**Data to use:**
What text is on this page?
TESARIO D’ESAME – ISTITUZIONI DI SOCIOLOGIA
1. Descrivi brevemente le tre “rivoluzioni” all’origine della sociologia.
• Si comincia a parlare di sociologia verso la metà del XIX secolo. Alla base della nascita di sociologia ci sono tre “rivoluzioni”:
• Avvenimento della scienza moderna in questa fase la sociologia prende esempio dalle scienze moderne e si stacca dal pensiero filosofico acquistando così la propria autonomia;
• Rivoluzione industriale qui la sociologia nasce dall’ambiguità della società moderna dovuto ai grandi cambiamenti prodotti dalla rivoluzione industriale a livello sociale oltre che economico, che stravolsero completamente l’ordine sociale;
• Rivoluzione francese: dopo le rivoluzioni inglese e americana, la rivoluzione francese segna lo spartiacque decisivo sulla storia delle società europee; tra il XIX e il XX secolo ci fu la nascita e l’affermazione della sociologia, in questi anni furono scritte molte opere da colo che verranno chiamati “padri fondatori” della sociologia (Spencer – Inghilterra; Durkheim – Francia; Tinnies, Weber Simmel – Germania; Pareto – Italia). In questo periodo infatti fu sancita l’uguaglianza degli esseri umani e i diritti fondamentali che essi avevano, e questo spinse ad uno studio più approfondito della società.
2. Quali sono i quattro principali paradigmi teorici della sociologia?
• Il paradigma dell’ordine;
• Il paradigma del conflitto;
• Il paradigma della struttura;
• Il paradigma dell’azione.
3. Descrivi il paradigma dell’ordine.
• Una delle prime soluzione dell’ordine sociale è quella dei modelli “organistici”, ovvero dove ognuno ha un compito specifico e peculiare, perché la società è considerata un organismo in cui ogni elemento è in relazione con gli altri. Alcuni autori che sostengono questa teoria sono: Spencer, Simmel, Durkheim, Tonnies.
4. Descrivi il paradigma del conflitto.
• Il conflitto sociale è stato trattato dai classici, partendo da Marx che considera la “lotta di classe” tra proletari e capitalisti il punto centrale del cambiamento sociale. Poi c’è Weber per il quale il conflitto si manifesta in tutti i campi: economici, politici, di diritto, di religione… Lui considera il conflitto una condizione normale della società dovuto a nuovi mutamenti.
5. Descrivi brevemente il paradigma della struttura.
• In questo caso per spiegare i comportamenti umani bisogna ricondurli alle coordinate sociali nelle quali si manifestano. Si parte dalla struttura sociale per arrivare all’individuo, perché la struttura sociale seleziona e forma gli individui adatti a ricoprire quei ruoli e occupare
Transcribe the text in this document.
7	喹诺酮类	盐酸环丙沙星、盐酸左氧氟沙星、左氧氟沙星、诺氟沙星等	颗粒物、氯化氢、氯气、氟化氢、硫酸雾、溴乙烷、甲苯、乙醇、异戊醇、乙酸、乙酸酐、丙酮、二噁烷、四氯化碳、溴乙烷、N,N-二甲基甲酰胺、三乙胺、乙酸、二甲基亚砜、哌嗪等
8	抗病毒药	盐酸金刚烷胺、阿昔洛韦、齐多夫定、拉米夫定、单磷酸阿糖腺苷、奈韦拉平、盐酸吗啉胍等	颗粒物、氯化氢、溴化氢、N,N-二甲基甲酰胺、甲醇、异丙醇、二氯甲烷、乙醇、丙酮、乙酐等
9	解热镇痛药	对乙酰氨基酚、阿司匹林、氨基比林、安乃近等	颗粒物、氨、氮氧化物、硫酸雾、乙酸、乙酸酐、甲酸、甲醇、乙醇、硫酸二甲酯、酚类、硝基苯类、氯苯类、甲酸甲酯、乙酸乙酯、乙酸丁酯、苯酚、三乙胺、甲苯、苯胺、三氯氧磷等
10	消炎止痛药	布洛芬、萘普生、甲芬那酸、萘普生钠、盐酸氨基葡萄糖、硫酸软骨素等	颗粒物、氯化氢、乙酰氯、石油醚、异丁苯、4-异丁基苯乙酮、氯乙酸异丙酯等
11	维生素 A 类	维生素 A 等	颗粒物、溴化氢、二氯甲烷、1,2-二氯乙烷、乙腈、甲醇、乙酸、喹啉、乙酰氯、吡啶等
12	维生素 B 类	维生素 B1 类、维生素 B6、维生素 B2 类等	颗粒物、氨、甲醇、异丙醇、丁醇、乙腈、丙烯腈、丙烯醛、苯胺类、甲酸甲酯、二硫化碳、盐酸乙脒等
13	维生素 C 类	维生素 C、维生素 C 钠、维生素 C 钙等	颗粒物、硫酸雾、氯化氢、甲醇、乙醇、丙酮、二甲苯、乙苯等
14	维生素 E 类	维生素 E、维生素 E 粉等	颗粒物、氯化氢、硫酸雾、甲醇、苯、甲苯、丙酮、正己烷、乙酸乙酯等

**What the task asks:** Write each line above out exactly.

**Finished exercise:**
What text is on this page?
TESARIO D’ESAME – ISTITUZIONI DI SOCIOLOGIA
1. Descrivi brevemente le tre “rivoluzioni” all’origine della sociologia.
• Si comincia a parlare di sociologia verso la metà del XIX secolo. Alla base della nascita di sociologia ci sono tre “rivoluzioni”:
• Avvenimento della scienza moderna in questa fase la sociologia prende esempio dalle scienze moderne e si stacca dal pensiero filosofico acquistando così la propria autonomia;
• Rivoluzione industriale qui la sociologia nasce dall’ambiguità della società moderna dovuto ai grandi cambiamenti prodotti dalla rivoluzione industriale a livello sociale oltre che economico, che stravolsero completamente l’ordine sociale;
• Rivoluzione francese: dopo le rivoluzioni inglese e americana, la rivoluzione francese segna lo spartiacque decisivo sulla storia delle società europee; tra il XIX e il XX secolo ci fu la nascita e l’affermazione della sociologia, in questi anni furono scritte molte opere da colo che verranno chiamati “padri fondatori” della sociologia (Spencer – Inghilterra; Durkheim – Francia; Tinnies, Weber Simmel – Germania; Pareto – Italia). In questo periodo infatti fu sancita l’uguaglianza degli esseri umani e i diritti fondamentali che essi avevano, e questo spinse ad uno studio più approfondito della società.
2. Quali sono i quattro principali paradigmi teorici della sociologia?
• Il paradigma dell’ordine;
• Il paradigma del conflitto;
• Il paradigma della struttura;
• Il paradigma dell’azione.
3. Descrivi il paradigma dell’ordine.
• Una delle prime soluzione dell’ordine sociale è quella dei modelli “organistici”, ovvero dove ognuno ha un compito specifico e peculiare, perché la società è considerata un organismo in cui ogni elemento è in relazione con gli altri. Alcuni autori che sostengono questa teoria sono: Spencer, Simmel, Durkheim, Tonnies.
4. Descrivi il paradigma del conflitto.
• Il conflitto sociale è stato trattato dai classici, partendo da Marx che considera la “lotta di classe” tra proletari e capitalisti il punto centrale del cambiamento sociale. Poi c’è Weber per il quale il conflitto si manifesta in tutti i campi: economici, politici, di diritto, di religione… Lui considera il conflitto una condizione normale della società dovuto a nuovi mutamenti.
5. Descrivi brevemente il paradigma della struttura.
• In questo caso per spiegare i comportamenti umani bisogna ricondurli alle coordinate sociali nelle quali si manifestano. Si parte dalla struttura sociale per arrivare all’individuo, perché la struttura sociale seleziona e forma gli individui adatti a ricoprire quei ruoli e occupare
Transcribe the text in this document.
7	喹诺酮类	盐酸环丙沙星、盐酸左氧氟沙星、左氧氟沙星、诺氟沙星等	颗粒物、氯化氢、氯气、氟化氢、硫酸雾、溴乙烷、甲苯、乙醇、异戊醇、乙酸、乙酸酐、丙酮、二噁烷、四氯化碳、溴乙烷、N,N-二甲基甲酰胺、三乙胺、乙酸、二甲基亚砜、哌嗪等
8	抗病毒药	盐酸金刚烷胺、阿昔洛韦、齐多夫定、拉米夫定、单磷酸阿糖腺苷、奈韦拉平、盐酸吗啉胍等	颗粒物、氯化氢、溴化氢、N,N-二甲基甲酰胺、甲醇、异丙醇、二氯甲烷、乙醇、丙酮、乙酐等
9	解热镇痛药	对乙酰氨基酚、阿司匹林、氨基比林、安乃近等	颗粒物、氨、氮氧化物、硫酸雾、乙酸、乙酸酐、甲酸、甲醇、乙醇、硫酸二甲酯、酚类、硝基苯类、氯苯类、甲酸甲酯、乙酸乙酯、乙酸丁酯、苯酚、三乙胺、甲苯、苯胺、三氯氧磷等
10	消炎止痛药	布洛芬、萘普生、甲芬那酸、萘普生钠、盐酸氨基葡萄糖、硫酸软骨素等	颗粒物、氯化氢、乙酰氯、石油醚、异丁苯、4-异丁基苯乙酮、氯乙酸异丙酯等
11	维生素 A 类	维生素 A 等	颗粒物、溴化氢、二氯甲烷、1,2-二氯乙烷、乙腈、甲醇、乙酸、喹啉、乙酰氯、吡啶等
12	维生素 B 类	维生素 B1 类、维生素 B6、维生素 B2 类等	颗粒物、氨、甲醇、异丙醇、丁醇、乙腈、丙烯腈、丙烯醛、苯胺类、甲酸甲酯、二硫化碳、盐酸乙脒等
13	维生素 C 类	维生素 C、维生素 C 钠、维生素 C 钙等	颗粒物、硫酸雾、氯化氢、甲醇、乙醇、丙酮、二甲苯、乙苯等
14	维生素 E 类	维生素 E、维生素 E 粉等	颗粒物、氯化氢、硫酸雾、甲醇、苯、甲苯、丙酮、正己烷、乙酸乙酯等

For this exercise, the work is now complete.